_Data provided_
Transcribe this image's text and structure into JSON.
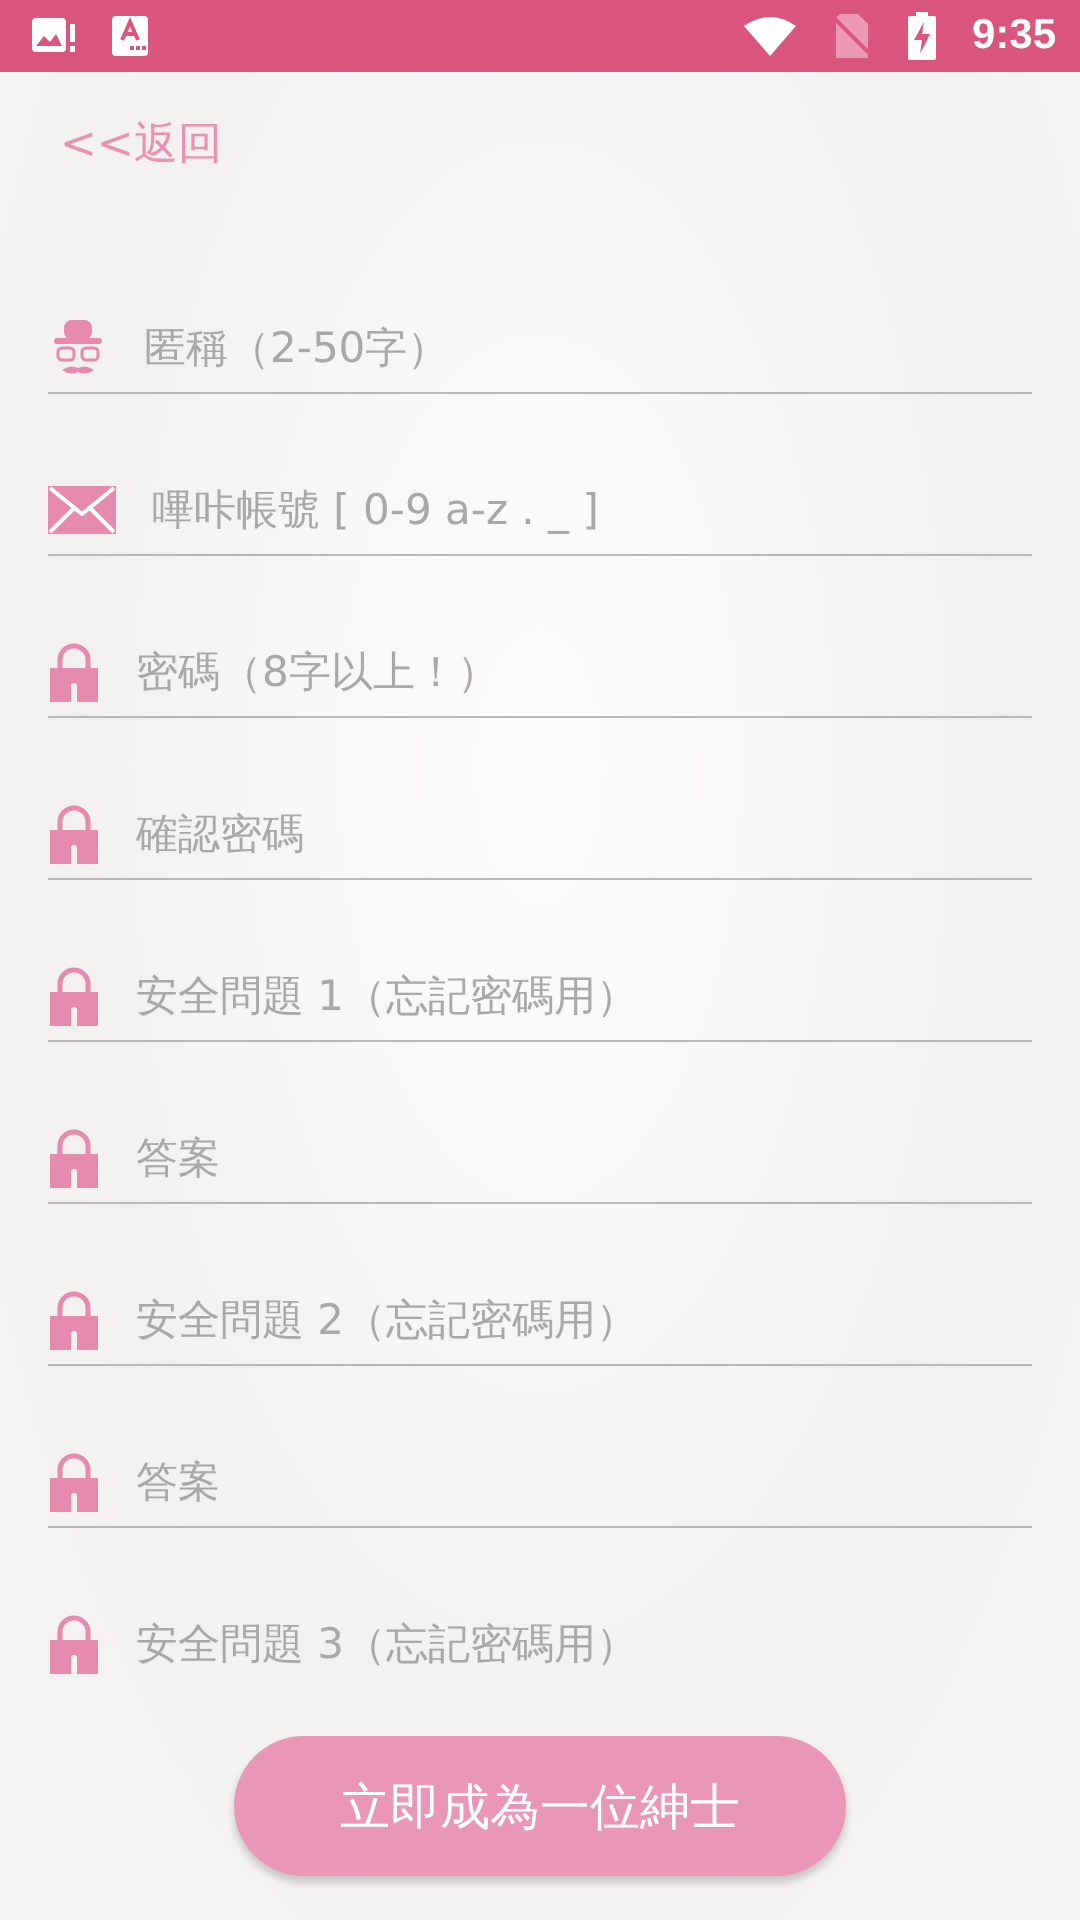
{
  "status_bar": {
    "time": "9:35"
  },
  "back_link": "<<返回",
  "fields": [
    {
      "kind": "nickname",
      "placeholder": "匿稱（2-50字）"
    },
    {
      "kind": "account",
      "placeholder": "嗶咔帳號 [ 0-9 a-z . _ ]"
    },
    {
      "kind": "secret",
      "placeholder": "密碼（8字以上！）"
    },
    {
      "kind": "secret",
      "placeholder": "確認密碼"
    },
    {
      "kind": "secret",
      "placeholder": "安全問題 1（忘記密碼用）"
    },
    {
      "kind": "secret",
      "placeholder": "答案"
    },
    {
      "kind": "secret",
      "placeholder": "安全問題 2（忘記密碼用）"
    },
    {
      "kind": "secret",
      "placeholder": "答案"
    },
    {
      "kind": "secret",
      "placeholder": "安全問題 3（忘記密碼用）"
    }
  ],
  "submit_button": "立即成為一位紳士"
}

_Aim_
Repeat the material above word for word, please, apart from its images.

_Expected answer_
Transcribe this image's text and structure into JSON.
{
  "status_bar": {
    "time": "9:35"
  },
  "back_link": "<<返回",
  "fields": [
    {
      "kind": "nickname",
      "placeholder": "匿稱（2-50字）"
    },
    {
      "kind": "account",
      "placeholder": "嗶咔帳號 [ 0-9 a-z . _ ]"
    },
    {
      "kind": "secret",
      "placeholder": "密碼（8字以上！）"
    },
    {
      "kind": "secret",
      "placeholder": "確認密碼"
    },
    {
      "kind": "secret",
      "placeholder": "安全問題 1（忘記密碼用）"
    },
    {
      "kind": "secret",
      "placeholder": "答案"
    },
    {
      "kind": "secret",
      "placeholder": "安全問題 2（忘記密碼用）"
    },
    {
      "kind": "secret",
      "placeholder": "答案"
    },
    {
      "kind": "secret",
      "placeholder": "安全問題 3（忘記密碼用）"
    }
  ],
  "submit_button": "立即成為一位紳士"
}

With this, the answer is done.